◆ Work to do
Write out the whole listing again, exactly as given.

◆ Data for the task
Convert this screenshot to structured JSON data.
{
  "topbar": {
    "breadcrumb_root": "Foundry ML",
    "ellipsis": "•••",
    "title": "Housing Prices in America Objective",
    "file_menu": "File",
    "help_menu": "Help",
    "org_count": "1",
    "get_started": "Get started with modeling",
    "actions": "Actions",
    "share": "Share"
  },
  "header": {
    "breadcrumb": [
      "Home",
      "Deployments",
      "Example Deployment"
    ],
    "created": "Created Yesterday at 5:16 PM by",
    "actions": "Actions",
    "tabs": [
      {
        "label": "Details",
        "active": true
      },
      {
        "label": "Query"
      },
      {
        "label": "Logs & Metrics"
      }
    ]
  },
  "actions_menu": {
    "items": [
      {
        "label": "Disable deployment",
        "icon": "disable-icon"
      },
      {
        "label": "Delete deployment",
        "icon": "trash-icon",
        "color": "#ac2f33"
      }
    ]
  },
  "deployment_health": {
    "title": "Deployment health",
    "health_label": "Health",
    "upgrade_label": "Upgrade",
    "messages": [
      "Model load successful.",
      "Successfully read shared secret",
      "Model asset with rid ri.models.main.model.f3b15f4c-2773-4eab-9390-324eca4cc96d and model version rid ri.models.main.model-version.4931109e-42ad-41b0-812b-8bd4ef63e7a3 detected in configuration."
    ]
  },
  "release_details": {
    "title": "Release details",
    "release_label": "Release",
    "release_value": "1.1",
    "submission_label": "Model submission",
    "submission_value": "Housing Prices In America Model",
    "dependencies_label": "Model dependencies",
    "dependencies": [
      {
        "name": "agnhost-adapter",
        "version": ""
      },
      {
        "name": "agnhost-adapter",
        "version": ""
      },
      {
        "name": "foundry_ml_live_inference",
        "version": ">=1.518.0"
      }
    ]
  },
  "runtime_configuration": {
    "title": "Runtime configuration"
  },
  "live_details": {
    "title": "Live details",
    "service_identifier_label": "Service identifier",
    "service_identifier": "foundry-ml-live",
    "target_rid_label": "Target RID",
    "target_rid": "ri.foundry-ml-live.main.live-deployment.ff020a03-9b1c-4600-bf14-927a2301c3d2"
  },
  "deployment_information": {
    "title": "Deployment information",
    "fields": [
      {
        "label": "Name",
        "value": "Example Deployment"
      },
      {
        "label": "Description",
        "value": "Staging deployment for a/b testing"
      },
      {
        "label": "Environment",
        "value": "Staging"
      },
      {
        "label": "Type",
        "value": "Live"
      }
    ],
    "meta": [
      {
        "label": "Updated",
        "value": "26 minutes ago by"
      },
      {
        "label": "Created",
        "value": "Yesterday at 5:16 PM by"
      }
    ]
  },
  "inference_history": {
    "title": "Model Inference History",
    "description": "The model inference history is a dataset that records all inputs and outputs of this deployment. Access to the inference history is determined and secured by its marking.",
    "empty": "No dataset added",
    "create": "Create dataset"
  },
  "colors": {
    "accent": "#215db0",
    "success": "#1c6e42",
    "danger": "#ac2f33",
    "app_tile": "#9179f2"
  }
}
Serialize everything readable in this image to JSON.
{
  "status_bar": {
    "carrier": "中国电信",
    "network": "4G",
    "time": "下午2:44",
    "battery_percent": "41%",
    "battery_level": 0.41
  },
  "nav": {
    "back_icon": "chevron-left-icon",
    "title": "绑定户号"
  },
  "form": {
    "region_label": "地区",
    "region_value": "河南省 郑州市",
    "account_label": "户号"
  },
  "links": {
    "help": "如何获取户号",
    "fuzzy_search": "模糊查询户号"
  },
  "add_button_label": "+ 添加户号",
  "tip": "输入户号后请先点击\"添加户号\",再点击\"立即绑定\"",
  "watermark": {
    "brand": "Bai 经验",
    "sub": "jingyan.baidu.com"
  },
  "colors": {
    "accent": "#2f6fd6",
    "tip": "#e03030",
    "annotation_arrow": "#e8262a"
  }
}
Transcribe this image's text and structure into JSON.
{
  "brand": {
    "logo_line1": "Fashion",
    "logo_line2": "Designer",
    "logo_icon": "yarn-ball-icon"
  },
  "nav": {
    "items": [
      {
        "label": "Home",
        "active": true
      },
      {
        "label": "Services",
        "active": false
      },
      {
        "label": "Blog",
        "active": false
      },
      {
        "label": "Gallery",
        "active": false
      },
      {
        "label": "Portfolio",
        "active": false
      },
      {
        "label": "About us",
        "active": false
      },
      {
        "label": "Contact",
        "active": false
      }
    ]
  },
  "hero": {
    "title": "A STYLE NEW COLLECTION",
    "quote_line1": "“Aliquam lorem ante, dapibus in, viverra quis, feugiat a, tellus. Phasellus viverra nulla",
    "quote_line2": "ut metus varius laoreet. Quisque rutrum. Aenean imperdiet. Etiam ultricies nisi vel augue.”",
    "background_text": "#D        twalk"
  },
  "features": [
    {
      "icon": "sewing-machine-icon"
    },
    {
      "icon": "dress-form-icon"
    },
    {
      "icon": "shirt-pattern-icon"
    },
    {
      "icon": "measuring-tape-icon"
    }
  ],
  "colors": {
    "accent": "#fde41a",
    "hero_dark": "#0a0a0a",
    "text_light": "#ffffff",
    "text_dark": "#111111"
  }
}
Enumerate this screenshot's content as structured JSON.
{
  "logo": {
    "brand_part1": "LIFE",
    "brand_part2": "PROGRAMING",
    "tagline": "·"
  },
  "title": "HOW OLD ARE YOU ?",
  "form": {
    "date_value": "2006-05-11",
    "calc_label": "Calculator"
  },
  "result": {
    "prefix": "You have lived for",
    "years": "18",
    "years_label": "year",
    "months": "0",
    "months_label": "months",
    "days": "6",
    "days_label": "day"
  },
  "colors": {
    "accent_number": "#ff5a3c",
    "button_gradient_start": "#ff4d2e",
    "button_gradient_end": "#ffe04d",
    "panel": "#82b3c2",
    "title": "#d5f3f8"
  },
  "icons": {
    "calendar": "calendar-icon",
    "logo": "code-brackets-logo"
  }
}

◆ Answer to this task
Convert this screenshot to structured JSON data.
{
  "topbar": {
    "breadcrumb_root": "Foundry ML",
    "ellipsis": "•••",
    "title": "Housing Prices in America Objective",
    "file_menu": "File",
    "help_menu": "Help",
    "org_count": "1",
    "get_started": "Get started with modeling",
    "actions": "Actions",
    "share": "Share"
  },
  "header": {
    "breadcrumb": [
      "Home",
      "Deployments",
      "Example Deployment"
    ],
    "created": "Created Yesterday at 5:16 PM by",
    "actions": "Actions",
    "tabs": [
      {
        "label": "Details",
        "active": true
      },
      {
        "label": "Query"
      },
      {
        "label": "Logs & Metrics"
      }
    ]
  },
  "actions_menu": {
    "items": [
      {
        "label": "Disable deployment",
        "icon": "disable-icon"
      },
      {
        "label": "Delete deployment",
        "icon": "trash-icon",
        "color": "#ac2f33"
      }
    ]
  },
  "deployment_health": {
    "title": "Deployment health",
    "health_label": "Health",
    "upgrade_label": "Upgrade",
    "messages": [
      "Model load successful.",
      "Successfully read shared secret",
      "Model asset with rid ri.models.main.model.f3b15f4c-2773-4eab-9390-324eca4cc96d and model version rid ri.models.main.model-version.4931109e-42ad-41b0-812b-8bd4ef63e7a3 detected in configuration."
    ]
  },
  "release_details": {
    "title": "Release details",
    "release_label": "Release",
    "release_value": "1.1",
    "submission_label": "Model submission",
    "submission_value": "Housing Prices In America Model",
    "dependencies_label": "Model dependencies",
    "dependencies": [
      {
        "name": "agnhost-adapter",
        "version": ""
      },
      {
        "name": "agnhost-adapter",
        "version": ""
      },
      {
        "name": "foundry_ml_live_inference",
        "version": ">=1.518.0"
      }
    ]
  },
  "runtime_configuration": {
    "title": "Runtime configuration"
  },
  "live_details": {
    "title": "Live details",
    "service_identifier_label": "Service identifier",
    "service_identifier": "foundry-ml-live",
    "target_rid_label": "Target RID",
    "target_rid": "ri.foundry-ml-live.main.live-deployment.ff020a03-9b1c-4600-bf14-927a2301c3d2"
  },
  "deployment_information": {
    "title": "Deployment information",
    "fields": [
      {
        "label": "Name",
        "value": "Example Deployment"
      },
      {
        "label": "Description",
        "value": "Staging deployment for a/b testing"
      },
      {
        "label": "Environment",
        "value": "Staging"
      },
      {
        "label": "Type",
        "value": "Live"
      }
    ],
    "meta": [
      {
        "label": "Updated",
        "value": "26 minutes ago by"
      },
      {
        "label": "Created",
        "value": "Yesterday at 5:16 PM by"
      }
    ]
  },
  "inference_history": {
    "title": "Model Inference History",
    "description": "The model inference history is a dataset that records all inputs and outputs of this deployment. Access to the inference history is determined and secured by its marking.",
    "empty": "No dataset added",
    "create": "Create dataset"
  },
  "colors": {
    "accent": "#215db0",
    "success": "#1c6e42",
    "danger": "#ac2f33",
    "app_tile": "#9179f2"
  }
}
Serialize everything readable in this image to JSON.
{
  "status_bar": {
    "carrier": "中国电信",
    "network": "4G",
    "time": "下午2:44",
    "battery_percent": "41%",
    "battery_level": 0.41
  },
  "nav": {
    "back_icon": "chevron-left-icon",
    "title": "绑定户号"
  },
  "form": {
    "region_label": "地区",
    "region_value": "河南省 郑州市",
    "account_label": "户号"
  },
  "links": {
    "help": "如何获取户号",
    "fuzzy_search": "模糊查询户号"
  },
  "add_button_label": "+ 添加户号",
  "tip": "输入户号后请先点击\"添加户号\",再点击\"立即绑定\"",
  "watermark": {
    "brand": "Bai 经验",
    "sub": "jingyan.baidu.com"
  },
  "colors": {
    "accent": "#2f6fd6",
    "tip": "#e03030",
    "annotation_arrow": "#e8262a"
  }
}
Transcribe this image's text and structure into JSON.
{
  "brand": {
    "logo_line1": "Fashion",
    "logo_line2": "Designer",
    "logo_icon": "yarn-ball-icon"
  },
  "nav": {
    "items": [
      {
        "label": "Home",
        "active": true
      },
      {
        "label": "Services",
        "active": false
      },
      {
        "label": "Blog",
        "active": false
      },
      {
        "label": "Gallery",
        "active": false
      },
      {
        "label": "Portfolio",
        "active": false
      },
      {
        "label": "About us",
        "active": false
      },
      {
        "label": "Contact",
        "active": false
      }
    ]
  },
  "hero": {
    "title": "A STYLE NEW COLLECTION",
    "quote_line1": "“Aliquam lorem ante, dapibus in, viverra quis, feugiat a, tellus. Phasellus viverra nulla",
    "quote_line2": "ut metus varius laoreet. Quisque rutrum. Aenean imperdiet. Etiam ultricies nisi vel augue.”",
    "background_text": "#D        twalk"
  },
  "features": [
    {
      "icon": "sewing-machine-icon"
    },
    {
      "icon": "dress-form-icon"
    },
    {
      "icon": "shirt-pattern-icon"
    },
    {
      "icon": "measuring-tape-icon"
    }
  ],
  "colors": {
    "accent": "#fde41a",
    "hero_dark": "#0a0a0a",
    "text_light": "#ffffff",
    "text_dark": "#111111"
  }
}
Enumerate this screenshot's content as structured JSON.
{
  "logo": {
    "brand_part1": "LIFE",
    "brand_part2": "PROGRAMING",
    "tagline": "·"
  },
  "title": "HOW OLD ARE YOU ?",
  "form": {
    "date_value": "2006-05-11",
    "calc_label": "Calculator"
  },
  "result": {
    "prefix": "You have lived for",
    "years": "18",
    "years_label": "year",
    "months": "0",
    "months_label": "months",
    "days": "6",
    "days_label": "day"
  },
  "colors": {
    "accent_number": "#ff5a3c",
    "button_gradient_start": "#ff4d2e",
    "button_gradient_end": "#ffe04d",
    "panel": "#82b3c2",
    "title": "#d5f3f8"
  },
  "icons": {
    "calendar": "calendar-icon",
    "logo": "code-brackets-logo"
  }
}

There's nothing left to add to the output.